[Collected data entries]
━━━━
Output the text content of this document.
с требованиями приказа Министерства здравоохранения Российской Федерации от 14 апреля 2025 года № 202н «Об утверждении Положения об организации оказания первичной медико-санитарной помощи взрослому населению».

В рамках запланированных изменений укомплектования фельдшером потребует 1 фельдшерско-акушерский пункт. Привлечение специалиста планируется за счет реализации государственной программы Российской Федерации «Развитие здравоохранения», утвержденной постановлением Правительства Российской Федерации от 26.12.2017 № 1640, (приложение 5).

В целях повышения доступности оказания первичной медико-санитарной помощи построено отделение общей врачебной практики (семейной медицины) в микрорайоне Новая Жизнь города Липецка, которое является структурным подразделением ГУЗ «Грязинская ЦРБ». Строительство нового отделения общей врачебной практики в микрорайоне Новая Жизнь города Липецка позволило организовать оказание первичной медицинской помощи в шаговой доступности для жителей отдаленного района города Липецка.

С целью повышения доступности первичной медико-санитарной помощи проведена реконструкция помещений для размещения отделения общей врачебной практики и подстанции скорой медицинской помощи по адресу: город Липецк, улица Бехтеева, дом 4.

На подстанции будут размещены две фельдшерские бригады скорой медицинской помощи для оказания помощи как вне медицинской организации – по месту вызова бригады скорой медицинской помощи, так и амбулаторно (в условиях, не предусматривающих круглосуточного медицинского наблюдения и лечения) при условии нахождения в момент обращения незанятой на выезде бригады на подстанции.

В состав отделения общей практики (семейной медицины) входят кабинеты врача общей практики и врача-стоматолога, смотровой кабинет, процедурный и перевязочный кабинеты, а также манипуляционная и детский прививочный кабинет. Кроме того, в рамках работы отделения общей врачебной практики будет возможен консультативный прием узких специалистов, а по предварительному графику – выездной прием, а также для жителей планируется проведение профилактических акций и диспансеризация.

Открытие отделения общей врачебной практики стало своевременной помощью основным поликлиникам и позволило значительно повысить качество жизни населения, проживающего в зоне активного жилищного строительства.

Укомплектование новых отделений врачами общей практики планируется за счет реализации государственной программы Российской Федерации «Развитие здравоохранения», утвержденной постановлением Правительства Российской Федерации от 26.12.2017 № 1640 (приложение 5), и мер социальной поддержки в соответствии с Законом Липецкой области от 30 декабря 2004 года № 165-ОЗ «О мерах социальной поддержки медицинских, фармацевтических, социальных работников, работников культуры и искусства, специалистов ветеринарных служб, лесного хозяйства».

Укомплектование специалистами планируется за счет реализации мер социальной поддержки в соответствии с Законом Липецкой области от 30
━━━━
## Task description:
Show every line in the records above that contains the word "организации".

## Solution for this problem:
с требованиями приказа Министерства здравоохранения Российской Федерации от 14 апреля 2025 года № 202н «Об утверждении Положения об организации оказания первичной медико-санитарной помощи взрослому населению».
На подстанции будут размещены две фельдшерские бригады скорой медицинской помощи для оказания помощи как вне медицинской организации – по месту вызова бригады скорой медицинской помощи, так и амбулаторно (в условиях, не предусматривающих круглосуточного медицинского наблюдения и лечения) при условии нахождения в момент обращения незанятой на выезде бригады на подстанции.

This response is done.